_Objetivo del ejercicio_: Copia sin cambios el tramo del fragmento del documento que va desde "Pepe Carroll, natural" hasta "popular en Chile.".

Gracias Pepe

El pasado Jueves se produjo la pérdida de un gran tipo al que hace tiempo no veíamos en TV. Pepe Carrol nos ha dejado. Lamento especialmente este acontecimiento por tratarse de una persona con un magnífico sentido del humor. A mi juicio los graciosos no deberían desaparecer nunca.

Pepe Carroll, natural de Calatayud, se convirtió en uno de los rostros más populares de la televisión española entre mediados y finales de la década pasada. Antes ya se había labrado una carrera como mago -con varios premios nacionales- en Aragón y también en teatros y salas de Madrid y de Barcelona, donde estuvo trabajando mucho tiempo. Estudió en la Escuela de Magia de Zaragoza. Escribió al menos un libro sobre esta materia y actuó, entre otros sitios, en Las Vegas, varios países europeos y en casi toda Hispanoamérica, donde llégó a ser muy popular en Chile.

Vivimos en una sociedad donde imperan los egoísmos, las envidias y la sequedad de muchos individuos. Allá donde vamos encontramos personas a quienes parece que les cuesta sonreír. Nada peor que una cara de ajo y, para evitar este fenómeno cada vez más extendido, sólo una vacuna: el sentido del humor, una de las mejores virtudes que puede tener el ser humano y que cada vez escasea más. Si dicha virtud la adornamos con la maestría que tenía Pepe Carrol para hacernos partícipes de la misma, no me queda más que decir chapó.

Pepe Carrol es uno de esos individuos que para mí es un modelo a seguir. Muchas veces he tartado de imitar su arte de hacer sonreír pero éso no es nada fácil y, en la sociedad en la que nos movemos (sobre todo en el ámbito laboral) ya he aprendido que más vale caer en gracia que ser gracioso, frase tan sabia como triste.

(Datos de análisis del diseño de documentos)
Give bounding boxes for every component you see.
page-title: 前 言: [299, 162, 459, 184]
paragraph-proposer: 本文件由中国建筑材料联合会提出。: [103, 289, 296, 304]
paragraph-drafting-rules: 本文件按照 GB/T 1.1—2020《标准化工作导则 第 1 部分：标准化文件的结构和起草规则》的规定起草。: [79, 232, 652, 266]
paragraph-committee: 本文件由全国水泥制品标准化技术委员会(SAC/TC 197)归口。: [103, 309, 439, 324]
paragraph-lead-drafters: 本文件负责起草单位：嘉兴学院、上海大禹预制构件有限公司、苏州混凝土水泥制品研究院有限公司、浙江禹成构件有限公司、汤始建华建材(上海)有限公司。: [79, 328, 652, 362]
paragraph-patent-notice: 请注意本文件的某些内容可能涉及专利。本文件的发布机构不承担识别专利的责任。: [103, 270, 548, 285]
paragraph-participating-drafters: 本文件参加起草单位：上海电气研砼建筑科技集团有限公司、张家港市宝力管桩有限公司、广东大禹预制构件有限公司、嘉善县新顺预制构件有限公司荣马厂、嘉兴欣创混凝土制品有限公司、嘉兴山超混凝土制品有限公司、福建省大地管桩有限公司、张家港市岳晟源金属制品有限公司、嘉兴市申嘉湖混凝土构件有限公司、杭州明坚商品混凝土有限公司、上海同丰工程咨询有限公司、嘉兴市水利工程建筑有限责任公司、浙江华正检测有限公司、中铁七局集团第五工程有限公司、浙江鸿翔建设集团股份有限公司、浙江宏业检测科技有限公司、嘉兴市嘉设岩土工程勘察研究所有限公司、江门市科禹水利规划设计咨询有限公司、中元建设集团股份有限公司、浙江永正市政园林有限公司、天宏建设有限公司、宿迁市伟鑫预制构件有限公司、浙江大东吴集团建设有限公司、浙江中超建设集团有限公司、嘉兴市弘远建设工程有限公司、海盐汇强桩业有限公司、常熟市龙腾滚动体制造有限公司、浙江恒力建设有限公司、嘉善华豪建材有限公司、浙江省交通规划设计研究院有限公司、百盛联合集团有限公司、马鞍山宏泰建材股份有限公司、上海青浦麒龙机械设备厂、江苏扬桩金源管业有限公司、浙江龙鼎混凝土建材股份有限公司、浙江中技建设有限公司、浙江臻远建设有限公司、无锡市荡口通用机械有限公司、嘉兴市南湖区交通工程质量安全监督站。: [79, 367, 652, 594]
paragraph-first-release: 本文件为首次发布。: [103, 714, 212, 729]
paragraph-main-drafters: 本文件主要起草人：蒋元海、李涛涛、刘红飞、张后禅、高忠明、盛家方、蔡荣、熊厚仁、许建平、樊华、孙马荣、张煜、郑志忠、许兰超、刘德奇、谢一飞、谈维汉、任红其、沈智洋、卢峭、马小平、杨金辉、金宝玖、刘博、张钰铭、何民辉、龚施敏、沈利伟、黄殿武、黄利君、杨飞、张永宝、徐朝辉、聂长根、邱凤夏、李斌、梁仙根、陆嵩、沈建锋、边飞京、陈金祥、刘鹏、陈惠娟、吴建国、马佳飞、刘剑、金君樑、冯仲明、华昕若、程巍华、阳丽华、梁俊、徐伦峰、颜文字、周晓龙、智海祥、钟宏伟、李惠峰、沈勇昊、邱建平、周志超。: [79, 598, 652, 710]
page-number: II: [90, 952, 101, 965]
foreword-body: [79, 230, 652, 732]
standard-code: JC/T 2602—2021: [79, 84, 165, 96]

_Solución del ejercicio_:
Pepe Carroll, natural de Calatayud, se convirtió en uno de los rostros más populares de la televisión española entre mediados y finales de la década pasada. Antes ya se había labrado una carrera como mago -con varios premios nacionales- en Aragón y también en teatros y salas de Madrid y de Barcelona, donde estuvo trabajando mucho tiempo. Estudió en la Escuela de Magia de Zaragoza. Escribió al menos un libro sobre esta materia y actuó, entre otros sitios, en Las Vegas, varios países europeos y en casi toda Hispanoamérica, donde llégó a ser muy popular en Chile.